§ **Input rows**
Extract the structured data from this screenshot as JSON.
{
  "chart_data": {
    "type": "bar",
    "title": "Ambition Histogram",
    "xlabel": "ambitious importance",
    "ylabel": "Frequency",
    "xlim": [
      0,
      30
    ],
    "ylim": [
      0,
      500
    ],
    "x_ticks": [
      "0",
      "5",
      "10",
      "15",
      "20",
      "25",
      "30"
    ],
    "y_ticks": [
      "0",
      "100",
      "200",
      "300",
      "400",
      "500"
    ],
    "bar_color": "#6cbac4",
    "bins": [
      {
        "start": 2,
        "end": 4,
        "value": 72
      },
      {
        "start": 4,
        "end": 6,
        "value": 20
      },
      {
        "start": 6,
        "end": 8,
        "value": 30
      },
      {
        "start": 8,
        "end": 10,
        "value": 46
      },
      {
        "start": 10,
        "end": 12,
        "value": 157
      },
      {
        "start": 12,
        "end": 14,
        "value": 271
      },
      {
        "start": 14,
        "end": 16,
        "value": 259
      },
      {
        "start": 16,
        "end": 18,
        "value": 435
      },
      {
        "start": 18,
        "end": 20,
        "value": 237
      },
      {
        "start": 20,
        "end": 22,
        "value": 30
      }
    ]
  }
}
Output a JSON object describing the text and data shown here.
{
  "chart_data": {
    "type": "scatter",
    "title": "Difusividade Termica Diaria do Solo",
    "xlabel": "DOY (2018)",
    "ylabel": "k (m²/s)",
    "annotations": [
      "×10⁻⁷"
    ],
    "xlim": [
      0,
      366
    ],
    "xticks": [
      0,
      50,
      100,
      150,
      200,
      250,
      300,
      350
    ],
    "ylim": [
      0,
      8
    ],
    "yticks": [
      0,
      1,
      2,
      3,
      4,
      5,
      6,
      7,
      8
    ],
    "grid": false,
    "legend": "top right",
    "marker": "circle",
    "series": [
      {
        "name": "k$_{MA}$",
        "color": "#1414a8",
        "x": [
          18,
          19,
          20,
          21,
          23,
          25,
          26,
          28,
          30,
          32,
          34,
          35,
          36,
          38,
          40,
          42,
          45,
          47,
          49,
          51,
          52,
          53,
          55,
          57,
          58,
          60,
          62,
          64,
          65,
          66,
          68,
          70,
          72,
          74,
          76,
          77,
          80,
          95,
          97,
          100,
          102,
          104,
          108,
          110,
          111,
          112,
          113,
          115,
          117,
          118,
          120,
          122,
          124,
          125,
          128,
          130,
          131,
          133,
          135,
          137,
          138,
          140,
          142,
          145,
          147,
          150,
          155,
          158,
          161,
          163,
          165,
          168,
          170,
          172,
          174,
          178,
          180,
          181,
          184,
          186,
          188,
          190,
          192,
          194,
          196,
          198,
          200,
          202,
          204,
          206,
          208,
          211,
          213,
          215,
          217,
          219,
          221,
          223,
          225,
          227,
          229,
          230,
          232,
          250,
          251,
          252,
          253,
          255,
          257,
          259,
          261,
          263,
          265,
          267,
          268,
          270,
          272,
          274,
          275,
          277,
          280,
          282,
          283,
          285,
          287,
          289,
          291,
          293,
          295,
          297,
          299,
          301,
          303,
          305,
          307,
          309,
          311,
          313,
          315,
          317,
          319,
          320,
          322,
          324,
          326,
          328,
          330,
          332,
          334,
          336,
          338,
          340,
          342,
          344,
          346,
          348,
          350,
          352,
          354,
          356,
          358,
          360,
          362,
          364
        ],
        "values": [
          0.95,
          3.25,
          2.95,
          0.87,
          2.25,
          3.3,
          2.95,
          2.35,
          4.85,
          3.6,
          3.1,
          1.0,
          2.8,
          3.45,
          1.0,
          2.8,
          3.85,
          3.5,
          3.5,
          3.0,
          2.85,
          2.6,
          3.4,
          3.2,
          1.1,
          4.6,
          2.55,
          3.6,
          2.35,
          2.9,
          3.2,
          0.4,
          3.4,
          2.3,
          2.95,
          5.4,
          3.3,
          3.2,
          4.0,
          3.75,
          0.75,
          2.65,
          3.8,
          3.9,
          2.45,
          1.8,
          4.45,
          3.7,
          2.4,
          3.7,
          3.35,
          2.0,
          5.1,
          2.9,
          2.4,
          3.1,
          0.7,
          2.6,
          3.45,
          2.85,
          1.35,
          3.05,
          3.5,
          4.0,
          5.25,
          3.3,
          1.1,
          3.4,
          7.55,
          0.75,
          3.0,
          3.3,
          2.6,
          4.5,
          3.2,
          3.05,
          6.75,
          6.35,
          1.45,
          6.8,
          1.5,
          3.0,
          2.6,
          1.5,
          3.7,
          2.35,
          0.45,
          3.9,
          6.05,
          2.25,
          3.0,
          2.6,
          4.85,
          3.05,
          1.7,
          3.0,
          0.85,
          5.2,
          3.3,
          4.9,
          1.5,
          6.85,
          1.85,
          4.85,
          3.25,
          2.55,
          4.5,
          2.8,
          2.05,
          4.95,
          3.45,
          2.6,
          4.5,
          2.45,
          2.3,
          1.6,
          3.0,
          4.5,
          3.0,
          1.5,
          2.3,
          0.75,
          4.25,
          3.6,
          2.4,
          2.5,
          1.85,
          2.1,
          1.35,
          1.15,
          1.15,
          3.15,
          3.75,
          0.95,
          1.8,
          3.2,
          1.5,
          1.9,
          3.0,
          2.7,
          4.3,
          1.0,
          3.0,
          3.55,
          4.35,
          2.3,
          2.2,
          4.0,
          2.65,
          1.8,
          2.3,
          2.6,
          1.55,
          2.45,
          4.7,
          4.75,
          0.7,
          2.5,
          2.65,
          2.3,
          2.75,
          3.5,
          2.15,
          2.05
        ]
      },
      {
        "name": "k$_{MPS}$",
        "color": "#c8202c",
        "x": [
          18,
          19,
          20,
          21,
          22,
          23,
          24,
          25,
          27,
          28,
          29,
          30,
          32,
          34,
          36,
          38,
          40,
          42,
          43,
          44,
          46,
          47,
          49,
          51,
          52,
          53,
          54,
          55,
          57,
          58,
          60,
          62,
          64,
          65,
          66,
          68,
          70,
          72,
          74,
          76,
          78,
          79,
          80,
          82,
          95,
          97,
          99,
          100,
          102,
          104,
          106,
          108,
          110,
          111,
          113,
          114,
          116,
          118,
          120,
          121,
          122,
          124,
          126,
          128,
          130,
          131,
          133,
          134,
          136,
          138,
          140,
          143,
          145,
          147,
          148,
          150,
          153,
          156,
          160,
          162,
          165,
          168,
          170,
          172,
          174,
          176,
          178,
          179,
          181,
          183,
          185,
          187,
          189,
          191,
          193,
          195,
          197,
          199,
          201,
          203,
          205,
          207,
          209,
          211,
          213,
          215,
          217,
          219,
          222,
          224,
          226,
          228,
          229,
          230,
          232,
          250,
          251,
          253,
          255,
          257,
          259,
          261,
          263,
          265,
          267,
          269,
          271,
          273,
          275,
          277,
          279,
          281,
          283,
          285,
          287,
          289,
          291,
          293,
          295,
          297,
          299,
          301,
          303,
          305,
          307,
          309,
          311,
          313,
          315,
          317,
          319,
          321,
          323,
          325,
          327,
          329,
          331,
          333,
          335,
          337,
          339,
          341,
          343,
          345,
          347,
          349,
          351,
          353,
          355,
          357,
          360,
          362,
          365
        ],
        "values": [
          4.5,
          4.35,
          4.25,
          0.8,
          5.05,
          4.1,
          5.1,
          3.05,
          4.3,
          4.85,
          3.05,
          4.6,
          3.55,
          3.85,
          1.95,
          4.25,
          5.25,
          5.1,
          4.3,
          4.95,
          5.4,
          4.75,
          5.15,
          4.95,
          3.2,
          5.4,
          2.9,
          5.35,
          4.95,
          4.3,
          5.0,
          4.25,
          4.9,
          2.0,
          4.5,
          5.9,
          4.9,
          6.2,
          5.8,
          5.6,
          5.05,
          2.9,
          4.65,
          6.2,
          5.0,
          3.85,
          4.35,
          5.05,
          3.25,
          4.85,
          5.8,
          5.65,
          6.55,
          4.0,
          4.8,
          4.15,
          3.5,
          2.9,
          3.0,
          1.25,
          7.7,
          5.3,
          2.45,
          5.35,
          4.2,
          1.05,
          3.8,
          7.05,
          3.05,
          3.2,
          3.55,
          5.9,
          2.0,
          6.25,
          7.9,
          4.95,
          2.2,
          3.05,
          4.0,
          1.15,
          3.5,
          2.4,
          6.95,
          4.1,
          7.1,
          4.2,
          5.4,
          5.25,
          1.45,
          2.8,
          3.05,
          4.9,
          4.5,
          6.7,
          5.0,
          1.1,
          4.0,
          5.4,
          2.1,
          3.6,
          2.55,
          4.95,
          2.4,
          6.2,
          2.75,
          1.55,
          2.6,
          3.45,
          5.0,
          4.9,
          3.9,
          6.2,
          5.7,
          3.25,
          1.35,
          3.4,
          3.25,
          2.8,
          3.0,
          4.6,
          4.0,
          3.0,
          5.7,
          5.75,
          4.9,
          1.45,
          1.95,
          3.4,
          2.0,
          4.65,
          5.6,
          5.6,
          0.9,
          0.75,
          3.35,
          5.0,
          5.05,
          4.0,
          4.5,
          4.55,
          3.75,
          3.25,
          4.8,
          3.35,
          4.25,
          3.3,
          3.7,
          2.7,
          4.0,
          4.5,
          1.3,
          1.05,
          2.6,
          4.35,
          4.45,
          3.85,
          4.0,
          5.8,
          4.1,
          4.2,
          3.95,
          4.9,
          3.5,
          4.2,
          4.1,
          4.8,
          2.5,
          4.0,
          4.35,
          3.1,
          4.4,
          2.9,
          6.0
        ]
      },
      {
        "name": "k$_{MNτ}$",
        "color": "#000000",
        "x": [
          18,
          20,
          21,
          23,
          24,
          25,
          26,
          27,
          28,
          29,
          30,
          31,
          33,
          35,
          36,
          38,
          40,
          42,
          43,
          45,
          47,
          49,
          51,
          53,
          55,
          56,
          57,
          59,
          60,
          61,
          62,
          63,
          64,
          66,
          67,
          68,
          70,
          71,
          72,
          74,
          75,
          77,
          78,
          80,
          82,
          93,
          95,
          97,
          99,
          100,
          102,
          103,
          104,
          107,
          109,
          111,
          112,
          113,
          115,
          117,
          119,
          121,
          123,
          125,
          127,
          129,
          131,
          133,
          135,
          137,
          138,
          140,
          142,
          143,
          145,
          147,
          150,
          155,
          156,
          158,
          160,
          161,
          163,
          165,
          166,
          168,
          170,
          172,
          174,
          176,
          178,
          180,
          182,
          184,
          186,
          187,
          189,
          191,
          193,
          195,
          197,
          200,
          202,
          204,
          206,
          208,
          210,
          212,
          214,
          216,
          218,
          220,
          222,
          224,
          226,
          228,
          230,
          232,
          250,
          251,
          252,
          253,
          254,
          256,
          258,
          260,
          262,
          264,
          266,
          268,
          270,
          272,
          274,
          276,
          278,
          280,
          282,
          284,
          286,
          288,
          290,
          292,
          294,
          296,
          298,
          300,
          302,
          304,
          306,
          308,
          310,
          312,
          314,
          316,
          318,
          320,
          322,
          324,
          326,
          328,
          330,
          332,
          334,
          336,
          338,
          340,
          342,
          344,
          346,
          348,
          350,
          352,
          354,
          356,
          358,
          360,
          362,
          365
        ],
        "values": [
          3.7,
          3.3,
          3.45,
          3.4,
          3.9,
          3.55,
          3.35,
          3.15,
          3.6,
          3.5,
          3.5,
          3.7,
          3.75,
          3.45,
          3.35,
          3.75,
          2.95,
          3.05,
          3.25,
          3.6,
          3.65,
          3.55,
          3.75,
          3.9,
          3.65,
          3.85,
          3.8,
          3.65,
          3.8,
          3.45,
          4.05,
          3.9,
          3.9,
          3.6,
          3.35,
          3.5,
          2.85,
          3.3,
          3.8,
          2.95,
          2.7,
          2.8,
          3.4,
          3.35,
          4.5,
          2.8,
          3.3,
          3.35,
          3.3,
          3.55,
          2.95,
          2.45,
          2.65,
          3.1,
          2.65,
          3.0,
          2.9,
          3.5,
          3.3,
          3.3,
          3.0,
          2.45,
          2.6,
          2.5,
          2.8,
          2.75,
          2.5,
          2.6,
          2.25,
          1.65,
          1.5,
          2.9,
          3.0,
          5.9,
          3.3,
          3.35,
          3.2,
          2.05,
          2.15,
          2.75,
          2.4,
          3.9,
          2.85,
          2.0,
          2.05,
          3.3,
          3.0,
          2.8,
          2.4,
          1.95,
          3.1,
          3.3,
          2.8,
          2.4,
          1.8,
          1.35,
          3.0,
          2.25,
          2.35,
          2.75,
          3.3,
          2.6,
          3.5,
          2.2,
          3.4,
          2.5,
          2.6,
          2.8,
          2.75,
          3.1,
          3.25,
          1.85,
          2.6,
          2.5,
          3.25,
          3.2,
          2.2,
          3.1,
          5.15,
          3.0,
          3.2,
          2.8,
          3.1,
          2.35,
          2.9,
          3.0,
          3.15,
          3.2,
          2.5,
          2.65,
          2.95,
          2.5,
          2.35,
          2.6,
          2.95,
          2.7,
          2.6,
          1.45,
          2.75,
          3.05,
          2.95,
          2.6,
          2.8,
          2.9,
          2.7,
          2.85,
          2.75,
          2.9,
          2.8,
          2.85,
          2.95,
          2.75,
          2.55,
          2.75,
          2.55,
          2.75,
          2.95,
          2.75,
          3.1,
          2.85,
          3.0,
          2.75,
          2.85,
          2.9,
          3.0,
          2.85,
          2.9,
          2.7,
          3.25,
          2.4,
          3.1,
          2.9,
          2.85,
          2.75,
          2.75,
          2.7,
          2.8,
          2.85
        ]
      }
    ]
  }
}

§ **Request**
Identify each line in the entries with the word "title" and copy it.

§ **Answer to this exercise**
    "title": "Ambition Histogram",
    "title": "Difusividade Termica Diaria do Solo",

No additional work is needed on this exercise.